### What is needed
Pull out each line of the records holding the string "title".

Stored records:
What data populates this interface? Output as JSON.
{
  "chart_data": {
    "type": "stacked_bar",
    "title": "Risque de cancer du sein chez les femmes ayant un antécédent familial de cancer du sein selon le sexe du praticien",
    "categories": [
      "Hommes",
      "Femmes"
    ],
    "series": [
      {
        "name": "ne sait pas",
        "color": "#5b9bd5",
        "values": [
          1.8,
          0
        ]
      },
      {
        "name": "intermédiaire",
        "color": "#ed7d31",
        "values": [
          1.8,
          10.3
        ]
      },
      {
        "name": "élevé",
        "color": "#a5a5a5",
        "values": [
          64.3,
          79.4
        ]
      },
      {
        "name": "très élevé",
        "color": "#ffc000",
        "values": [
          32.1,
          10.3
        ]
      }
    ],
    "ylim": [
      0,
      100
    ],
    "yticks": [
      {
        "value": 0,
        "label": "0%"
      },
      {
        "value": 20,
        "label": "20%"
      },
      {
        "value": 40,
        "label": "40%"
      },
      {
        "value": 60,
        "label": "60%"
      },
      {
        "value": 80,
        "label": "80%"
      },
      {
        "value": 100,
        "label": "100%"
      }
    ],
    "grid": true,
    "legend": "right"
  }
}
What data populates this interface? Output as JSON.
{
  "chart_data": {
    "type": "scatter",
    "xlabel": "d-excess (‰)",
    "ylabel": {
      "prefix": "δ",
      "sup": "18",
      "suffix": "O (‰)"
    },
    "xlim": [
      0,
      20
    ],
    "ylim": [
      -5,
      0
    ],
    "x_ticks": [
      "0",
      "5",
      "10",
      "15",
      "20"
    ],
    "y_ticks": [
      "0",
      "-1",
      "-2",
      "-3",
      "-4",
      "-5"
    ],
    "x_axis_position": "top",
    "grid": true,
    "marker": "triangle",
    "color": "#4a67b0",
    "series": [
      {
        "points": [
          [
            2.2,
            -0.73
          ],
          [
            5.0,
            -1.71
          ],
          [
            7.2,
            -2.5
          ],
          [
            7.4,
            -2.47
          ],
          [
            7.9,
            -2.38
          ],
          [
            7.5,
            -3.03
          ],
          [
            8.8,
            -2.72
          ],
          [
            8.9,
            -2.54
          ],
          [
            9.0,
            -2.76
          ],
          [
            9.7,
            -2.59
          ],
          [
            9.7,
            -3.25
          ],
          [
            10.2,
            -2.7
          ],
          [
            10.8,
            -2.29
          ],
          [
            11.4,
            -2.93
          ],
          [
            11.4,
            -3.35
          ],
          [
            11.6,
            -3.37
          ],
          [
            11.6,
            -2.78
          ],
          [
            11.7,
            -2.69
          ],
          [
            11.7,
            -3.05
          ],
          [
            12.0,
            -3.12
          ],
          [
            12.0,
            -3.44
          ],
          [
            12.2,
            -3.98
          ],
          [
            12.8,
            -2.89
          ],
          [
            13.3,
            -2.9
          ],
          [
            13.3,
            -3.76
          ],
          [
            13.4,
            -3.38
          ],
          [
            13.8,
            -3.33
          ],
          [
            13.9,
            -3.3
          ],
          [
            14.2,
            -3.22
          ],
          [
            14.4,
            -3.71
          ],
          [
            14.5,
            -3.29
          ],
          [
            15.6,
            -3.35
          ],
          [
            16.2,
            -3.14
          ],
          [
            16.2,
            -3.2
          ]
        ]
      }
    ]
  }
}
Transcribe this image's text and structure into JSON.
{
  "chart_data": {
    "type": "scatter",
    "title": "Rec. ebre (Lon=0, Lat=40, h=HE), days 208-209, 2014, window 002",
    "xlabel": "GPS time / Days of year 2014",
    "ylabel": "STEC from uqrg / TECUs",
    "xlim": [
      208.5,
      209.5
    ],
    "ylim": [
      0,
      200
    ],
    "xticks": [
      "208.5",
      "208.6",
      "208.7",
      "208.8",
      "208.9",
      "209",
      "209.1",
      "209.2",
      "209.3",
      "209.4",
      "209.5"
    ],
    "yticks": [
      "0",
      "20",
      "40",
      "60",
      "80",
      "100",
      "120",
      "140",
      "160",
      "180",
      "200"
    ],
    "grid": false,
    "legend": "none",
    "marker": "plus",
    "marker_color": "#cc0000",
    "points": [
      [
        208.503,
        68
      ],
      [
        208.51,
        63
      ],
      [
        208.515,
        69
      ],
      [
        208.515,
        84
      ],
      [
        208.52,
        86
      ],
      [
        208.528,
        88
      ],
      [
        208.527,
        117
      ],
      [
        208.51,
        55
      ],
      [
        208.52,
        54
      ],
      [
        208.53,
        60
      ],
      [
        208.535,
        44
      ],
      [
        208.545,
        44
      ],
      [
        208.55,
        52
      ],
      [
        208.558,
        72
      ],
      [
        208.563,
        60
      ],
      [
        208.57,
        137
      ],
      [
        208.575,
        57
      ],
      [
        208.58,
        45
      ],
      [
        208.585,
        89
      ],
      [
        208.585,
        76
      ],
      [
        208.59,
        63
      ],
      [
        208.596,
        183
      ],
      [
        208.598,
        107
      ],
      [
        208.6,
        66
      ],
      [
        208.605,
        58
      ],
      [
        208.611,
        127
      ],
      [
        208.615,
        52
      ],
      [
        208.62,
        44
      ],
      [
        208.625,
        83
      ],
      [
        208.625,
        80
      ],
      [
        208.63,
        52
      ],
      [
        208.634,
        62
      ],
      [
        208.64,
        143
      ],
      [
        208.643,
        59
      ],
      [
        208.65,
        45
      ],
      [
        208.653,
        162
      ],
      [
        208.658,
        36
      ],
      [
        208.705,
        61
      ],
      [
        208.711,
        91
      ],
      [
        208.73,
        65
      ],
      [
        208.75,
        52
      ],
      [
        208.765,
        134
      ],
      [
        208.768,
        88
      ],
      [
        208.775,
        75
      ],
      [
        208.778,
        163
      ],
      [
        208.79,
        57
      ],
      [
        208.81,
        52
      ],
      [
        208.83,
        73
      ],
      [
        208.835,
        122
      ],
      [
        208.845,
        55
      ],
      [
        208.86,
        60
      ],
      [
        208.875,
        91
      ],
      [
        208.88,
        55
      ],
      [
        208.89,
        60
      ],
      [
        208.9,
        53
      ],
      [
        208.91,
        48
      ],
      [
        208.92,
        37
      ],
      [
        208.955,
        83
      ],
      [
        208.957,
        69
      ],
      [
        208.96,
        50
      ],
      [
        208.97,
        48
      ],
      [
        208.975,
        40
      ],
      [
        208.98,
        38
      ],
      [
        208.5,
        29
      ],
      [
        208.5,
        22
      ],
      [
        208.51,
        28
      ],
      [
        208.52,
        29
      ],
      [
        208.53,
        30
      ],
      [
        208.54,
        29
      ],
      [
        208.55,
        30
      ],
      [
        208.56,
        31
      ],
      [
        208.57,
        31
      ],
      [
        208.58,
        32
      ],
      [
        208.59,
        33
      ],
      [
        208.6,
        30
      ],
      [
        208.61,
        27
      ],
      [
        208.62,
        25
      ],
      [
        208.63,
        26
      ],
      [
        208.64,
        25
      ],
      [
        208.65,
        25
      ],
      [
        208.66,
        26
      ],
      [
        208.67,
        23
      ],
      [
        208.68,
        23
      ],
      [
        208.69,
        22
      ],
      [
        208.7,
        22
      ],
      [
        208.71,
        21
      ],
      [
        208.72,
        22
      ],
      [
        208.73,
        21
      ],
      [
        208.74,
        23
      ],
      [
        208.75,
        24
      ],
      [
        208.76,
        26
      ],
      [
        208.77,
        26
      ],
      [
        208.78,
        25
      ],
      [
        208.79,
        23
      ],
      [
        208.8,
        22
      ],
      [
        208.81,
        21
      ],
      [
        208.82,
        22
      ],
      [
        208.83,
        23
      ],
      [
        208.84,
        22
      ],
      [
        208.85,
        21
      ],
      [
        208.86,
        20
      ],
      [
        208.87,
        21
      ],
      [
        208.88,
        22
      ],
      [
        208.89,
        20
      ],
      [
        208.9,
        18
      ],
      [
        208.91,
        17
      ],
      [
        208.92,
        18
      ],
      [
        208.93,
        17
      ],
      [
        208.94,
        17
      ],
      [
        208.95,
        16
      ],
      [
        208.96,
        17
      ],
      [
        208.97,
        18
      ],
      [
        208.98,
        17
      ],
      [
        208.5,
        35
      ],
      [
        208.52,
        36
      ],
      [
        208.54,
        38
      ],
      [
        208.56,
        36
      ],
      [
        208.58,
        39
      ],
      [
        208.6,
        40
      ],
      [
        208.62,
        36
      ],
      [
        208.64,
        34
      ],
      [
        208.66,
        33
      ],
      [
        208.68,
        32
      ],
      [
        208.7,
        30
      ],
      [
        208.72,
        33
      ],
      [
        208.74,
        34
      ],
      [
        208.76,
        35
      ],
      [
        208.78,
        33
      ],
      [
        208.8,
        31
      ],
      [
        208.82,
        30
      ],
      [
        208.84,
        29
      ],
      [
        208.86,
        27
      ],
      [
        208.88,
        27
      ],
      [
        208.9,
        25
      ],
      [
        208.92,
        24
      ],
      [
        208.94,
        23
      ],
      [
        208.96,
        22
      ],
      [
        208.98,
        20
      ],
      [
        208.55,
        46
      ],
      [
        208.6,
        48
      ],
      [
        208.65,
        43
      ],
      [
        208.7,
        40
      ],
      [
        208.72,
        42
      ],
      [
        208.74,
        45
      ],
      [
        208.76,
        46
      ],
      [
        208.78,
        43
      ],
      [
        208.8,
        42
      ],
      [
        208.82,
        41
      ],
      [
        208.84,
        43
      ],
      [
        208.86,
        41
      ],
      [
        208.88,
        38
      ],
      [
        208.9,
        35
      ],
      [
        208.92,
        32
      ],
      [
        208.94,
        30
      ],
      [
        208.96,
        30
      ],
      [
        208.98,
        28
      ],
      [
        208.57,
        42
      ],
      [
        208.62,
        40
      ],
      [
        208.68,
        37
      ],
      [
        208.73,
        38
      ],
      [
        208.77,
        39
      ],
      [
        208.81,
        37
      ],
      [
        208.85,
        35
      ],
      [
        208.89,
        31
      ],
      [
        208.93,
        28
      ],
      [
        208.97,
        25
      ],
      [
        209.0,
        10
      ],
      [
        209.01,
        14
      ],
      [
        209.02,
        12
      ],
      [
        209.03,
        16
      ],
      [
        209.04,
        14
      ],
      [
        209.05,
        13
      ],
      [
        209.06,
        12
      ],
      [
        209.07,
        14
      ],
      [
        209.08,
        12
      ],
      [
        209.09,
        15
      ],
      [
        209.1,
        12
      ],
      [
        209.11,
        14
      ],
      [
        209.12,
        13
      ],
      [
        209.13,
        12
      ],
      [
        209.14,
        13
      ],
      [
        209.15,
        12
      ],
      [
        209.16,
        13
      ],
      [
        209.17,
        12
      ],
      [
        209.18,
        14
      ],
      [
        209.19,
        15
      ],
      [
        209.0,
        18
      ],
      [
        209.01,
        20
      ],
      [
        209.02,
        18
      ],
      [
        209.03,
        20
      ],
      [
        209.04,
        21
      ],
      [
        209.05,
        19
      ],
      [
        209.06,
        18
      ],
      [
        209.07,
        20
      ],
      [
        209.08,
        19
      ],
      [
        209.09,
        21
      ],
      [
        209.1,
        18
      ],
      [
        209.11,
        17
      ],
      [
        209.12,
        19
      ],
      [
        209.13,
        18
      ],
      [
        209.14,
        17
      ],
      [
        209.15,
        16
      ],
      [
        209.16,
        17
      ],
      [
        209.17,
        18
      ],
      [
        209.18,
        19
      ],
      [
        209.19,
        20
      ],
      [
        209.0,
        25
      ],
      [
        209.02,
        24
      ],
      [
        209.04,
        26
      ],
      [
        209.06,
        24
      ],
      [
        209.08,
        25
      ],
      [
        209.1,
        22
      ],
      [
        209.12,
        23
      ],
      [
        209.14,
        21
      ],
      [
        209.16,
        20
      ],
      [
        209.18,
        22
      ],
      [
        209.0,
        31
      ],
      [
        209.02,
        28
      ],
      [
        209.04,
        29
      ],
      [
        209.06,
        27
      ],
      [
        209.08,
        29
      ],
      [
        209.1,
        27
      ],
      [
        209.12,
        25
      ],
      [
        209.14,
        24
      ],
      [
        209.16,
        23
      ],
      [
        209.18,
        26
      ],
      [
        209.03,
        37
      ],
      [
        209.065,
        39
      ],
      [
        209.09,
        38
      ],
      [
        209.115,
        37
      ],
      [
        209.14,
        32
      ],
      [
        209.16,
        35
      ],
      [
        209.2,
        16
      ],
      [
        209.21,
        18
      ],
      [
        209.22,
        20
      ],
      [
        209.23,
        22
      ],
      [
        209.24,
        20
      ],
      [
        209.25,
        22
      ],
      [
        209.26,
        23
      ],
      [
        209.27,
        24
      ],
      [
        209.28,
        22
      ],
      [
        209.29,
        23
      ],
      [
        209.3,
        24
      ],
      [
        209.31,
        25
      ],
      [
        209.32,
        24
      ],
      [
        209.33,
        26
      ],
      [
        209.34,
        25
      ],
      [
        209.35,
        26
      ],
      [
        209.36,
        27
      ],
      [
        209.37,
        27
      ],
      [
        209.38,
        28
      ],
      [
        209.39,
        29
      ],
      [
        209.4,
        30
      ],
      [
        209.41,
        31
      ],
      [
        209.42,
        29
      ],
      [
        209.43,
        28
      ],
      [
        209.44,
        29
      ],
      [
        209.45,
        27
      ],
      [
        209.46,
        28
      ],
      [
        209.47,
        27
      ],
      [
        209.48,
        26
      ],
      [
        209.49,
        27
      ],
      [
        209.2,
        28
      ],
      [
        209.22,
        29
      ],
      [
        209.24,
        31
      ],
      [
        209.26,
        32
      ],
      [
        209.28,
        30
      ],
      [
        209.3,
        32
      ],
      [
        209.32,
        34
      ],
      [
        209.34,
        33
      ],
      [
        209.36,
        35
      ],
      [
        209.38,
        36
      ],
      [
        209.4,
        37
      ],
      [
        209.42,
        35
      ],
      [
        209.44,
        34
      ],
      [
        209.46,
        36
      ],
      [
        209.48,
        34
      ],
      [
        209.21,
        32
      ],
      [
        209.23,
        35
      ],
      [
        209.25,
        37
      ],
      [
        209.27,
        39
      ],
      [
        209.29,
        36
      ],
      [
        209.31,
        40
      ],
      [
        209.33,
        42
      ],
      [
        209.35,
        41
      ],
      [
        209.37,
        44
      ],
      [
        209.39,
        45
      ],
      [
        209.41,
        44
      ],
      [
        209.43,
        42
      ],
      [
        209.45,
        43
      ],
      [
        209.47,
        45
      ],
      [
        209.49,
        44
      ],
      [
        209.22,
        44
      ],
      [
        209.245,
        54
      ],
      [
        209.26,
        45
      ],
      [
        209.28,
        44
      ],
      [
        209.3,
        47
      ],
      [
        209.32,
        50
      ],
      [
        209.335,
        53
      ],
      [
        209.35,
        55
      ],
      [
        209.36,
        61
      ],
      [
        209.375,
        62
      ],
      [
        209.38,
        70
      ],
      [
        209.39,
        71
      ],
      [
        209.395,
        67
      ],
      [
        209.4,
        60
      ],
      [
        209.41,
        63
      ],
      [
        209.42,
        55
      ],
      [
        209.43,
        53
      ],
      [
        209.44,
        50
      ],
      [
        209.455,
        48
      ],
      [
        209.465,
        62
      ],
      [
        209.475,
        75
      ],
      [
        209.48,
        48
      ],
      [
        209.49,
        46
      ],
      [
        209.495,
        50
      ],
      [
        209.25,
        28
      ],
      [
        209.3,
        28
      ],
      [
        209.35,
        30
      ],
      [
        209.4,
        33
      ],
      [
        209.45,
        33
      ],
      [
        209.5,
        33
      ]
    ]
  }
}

### Finished exercise
    "title": "Risque de cancer du sein chez les femmes ayant un antécédent familial de cancer du sein selon le sexe du praticien",
    "title": "Rec. ebre (Lon=0, Lat=40, h=HE), days 208-209, 2014, window 002",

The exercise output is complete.